Entries with figure data
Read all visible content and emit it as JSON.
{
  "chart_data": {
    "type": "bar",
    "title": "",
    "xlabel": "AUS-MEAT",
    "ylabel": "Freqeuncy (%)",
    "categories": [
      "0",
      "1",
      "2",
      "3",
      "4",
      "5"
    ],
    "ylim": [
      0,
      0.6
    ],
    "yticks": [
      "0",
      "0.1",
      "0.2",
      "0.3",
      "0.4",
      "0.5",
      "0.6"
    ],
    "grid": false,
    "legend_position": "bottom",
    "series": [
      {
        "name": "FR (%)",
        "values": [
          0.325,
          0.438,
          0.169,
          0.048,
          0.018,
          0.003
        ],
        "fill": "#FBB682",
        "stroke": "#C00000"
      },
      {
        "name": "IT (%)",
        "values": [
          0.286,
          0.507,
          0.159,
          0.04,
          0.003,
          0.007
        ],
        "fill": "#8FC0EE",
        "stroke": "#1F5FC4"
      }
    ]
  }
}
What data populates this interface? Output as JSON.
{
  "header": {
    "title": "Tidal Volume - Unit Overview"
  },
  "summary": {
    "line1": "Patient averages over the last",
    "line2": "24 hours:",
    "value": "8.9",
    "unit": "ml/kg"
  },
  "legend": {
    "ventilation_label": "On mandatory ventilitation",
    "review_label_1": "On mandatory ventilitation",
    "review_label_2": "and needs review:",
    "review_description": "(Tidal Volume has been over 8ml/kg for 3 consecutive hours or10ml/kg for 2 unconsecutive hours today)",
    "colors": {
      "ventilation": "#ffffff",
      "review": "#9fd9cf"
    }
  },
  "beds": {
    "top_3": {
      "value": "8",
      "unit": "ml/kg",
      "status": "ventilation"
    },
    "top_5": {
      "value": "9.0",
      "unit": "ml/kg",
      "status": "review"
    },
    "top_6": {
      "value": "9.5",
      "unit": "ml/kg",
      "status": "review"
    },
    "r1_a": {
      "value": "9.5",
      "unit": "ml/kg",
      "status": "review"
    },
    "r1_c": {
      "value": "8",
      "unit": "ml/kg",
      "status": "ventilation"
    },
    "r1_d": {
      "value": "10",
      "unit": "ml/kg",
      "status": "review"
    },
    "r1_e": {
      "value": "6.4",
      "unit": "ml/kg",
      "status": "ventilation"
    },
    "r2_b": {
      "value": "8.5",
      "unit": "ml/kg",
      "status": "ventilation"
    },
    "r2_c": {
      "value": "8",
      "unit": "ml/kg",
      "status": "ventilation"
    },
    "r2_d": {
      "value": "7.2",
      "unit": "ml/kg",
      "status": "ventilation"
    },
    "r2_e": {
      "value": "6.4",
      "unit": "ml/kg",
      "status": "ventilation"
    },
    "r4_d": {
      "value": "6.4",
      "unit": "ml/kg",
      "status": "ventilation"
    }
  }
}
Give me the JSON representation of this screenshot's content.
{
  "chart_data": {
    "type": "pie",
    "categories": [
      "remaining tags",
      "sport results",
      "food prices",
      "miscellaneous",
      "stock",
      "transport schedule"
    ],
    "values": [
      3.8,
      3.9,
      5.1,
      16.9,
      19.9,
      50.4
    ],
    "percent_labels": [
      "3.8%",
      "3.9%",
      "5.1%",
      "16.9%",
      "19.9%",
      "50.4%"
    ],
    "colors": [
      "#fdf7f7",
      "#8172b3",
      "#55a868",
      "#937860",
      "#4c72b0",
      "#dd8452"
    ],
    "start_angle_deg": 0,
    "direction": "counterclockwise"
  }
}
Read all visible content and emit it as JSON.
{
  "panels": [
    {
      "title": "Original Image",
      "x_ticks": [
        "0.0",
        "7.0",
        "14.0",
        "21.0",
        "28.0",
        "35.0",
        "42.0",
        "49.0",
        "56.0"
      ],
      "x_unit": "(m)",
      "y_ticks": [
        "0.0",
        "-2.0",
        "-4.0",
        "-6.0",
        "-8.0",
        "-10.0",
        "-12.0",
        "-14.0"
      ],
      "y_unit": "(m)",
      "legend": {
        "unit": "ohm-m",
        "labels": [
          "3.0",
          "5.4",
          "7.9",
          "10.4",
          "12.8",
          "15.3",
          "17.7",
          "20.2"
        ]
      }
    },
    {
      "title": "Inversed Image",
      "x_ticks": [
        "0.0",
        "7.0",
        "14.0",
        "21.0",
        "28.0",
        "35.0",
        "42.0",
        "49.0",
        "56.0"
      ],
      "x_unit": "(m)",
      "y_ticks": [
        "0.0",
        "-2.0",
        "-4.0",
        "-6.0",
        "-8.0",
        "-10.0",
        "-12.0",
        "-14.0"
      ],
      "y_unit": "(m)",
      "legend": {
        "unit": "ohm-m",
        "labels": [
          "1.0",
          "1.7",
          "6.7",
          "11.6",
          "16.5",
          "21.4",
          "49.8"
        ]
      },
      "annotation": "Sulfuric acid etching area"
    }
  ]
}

• **Written problem**:
Every entry must be output again, exactly as written above.

• **Written response**:
Read all visible content and emit it as JSON.
{
  "chart_data": {
    "type": "bar",
    "title": "",
    "xlabel": "AUS-MEAT",
    "ylabel": "Freqeuncy (%)",
    "categories": [
      "0",
      "1",
      "2",
      "3",
      "4",
      "5"
    ],
    "ylim": [
      0,
      0.6
    ],
    "yticks": [
      "0",
      "0.1",
      "0.2",
      "0.3",
      "0.4",
      "0.5",
      "0.6"
    ],
    "grid": false,
    "legend_position": "bottom",
    "series": [
      {
        "name": "FR (%)",
        "values": [
          0.325,
          0.438,
          0.169,
          0.048,
          0.018,
          0.003
        ],
        "fill": "#FBB682",
        "stroke": "#C00000"
      },
      {
        "name": "IT (%)",
        "values": [
          0.286,
          0.507,
          0.159,
          0.04,
          0.003,
          0.007
        ],
        "fill": "#8FC0EE",
        "stroke": "#1F5FC4"
      }
    ]
  }
}
What data populates this interface? Output as JSON.
{
  "header": {
    "title": "Tidal Volume - Unit Overview"
  },
  "summary": {
    "line1": "Patient averages over the last",
    "line2": "24 hours:",
    "value": "8.9",
    "unit": "ml/kg"
  },
  "legend": {
    "ventilation_label": "On mandatory ventilitation",
    "review_label_1": "On mandatory ventilitation",
    "review_label_2": "and needs review:",
    "review_description": "(Tidal Volume has been over 8ml/kg for 3 consecutive hours or10ml/kg for 2 unconsecutive hours today)",
    "colors": {
      "ventilation": "#ffffff",
      "review": "#9fd9cf"
    }
  },
  "beds": {
    "top_3": {
      "value": "8",
      "unit": "ml/kg",
      "status": "ventilation"
    },
    "top_5": {
      "value": "9.0",
      "unit": "ml/kg",
      "status": "review"
    },
    "top_6": {
      "value": "9.5",
      "unit": "ml/kg",
      "status": "review"
    },
    "r1_a": {
      "value": "9.5",
      "unit": "ml/kg",
      "status": "review"
    },
    "r1_c": {
      "value": "8",
      "unit": "ml/kg",
      "status": "ventilation"
    },
    "r1_d": {
      "value": "10",
      "unit": "ml/kg",
      "status": "review"
    },
    "r1_e": {
      "value": "6.4",
      "unit": "ml/kg",
      "status": "ventilation"
    },
    "r2_b": {
      "value": "8.5",
      "unit": "ml/kg",
      "status": "ventilation"
    },
    "r2_c": {
      "value": "8",
      "unit": "ml/kg",
      "status": "ventilation"
    },
    "r2_d": {
      "value": "7.2",
      "unit": "ml/kg",
      "status": "ventilation"
    },
    "r2_e": {
      "value": "6.4",
      "unit": "ml/kg",
      "status": "ventilation"
    },
    "r4_d": {
      "value": "6.4",
      "unit": "ml/kg",
      "status": "ventilation"
    }
  }
}
Give me the JSON representation of this screenshot's content.
{
  "chart_data": {
    "type": "pie",
    "categories": [
      "remaining tags",
      "sport results",
      "food prices",
      "miscellaneous",
      "stock",
      "transport schedule"
    ],
    "values": [
      3.8,
      3.9,
      5.1,
      16.9,
      19.9,
      50.4
    ],
    "percent_labels": [
      "3.8%",
      "3.9%",
      "5.1%",
      "16.9%",
      "19.9%",
      "50.4%"
    ],
    "colors": [
      "#fdf7f7",
      "#8172b3",
      "#55a868",
      "#937860",
      "#4c72b0",
      "#dd8452"
    ],
    "start_angle_deg": 0,
    "direction": "counterclockwise"
  }
}
Read all visible content and emit it as JSON.
{
  "panels": [
    {
      "title": "Original Image",
      "x_ticks": [
        "0.0",
        "7.0",
        "14.0",
        "21.0",
        "28.0",
        "35.0",
        "42.0",
        "49.0",
        "56.0"
      ],
      "x_unit": "(m)",
      "y_ticks": [
        "0.0",
        "-2.0",
        "-4.0",
        "-6.0",
        "-8.0",
        "-10.0",
        "-12.0",
        "-14.0"
      ],
      "y_unit": "(m)",
      "legend": {
        "unit": "ohm-m",
        "labels": [
          "3.0",
          "5.4",
          "7.9",
          "10.4",
          "12.8",
          "15.3",
          "17.7",
          "20.2"
        ]
      }
    },
    {
      "title": "Inversed Image",
      "x_ticks": [
        "0.0",
        "7.0",
        "14.0",
        "21.0",
        "28.0",
        "35.0",
        "42.0",
        "49.0",
        "56.0"
      ],
      "x_unit": "(m)",
      "y_ticks": [
        "0.0",
        "-2.0",
        "-4.0",
        "-6.0",
        "-8.0",
        "-10.0",
        "-12.0",
        "-14.0"
      ],
      "y_unit": "(m)",
      "legend": {
        "unit": "ohm-m",
        "labels": [
          "1.0",
          "1.7",
          "6.7",
          "11.6",
          "16.5",
          "21.4",
          "49.8"
        ]
      },
      "annotation": "Sulfuric acid etching area"
    }
  ]
}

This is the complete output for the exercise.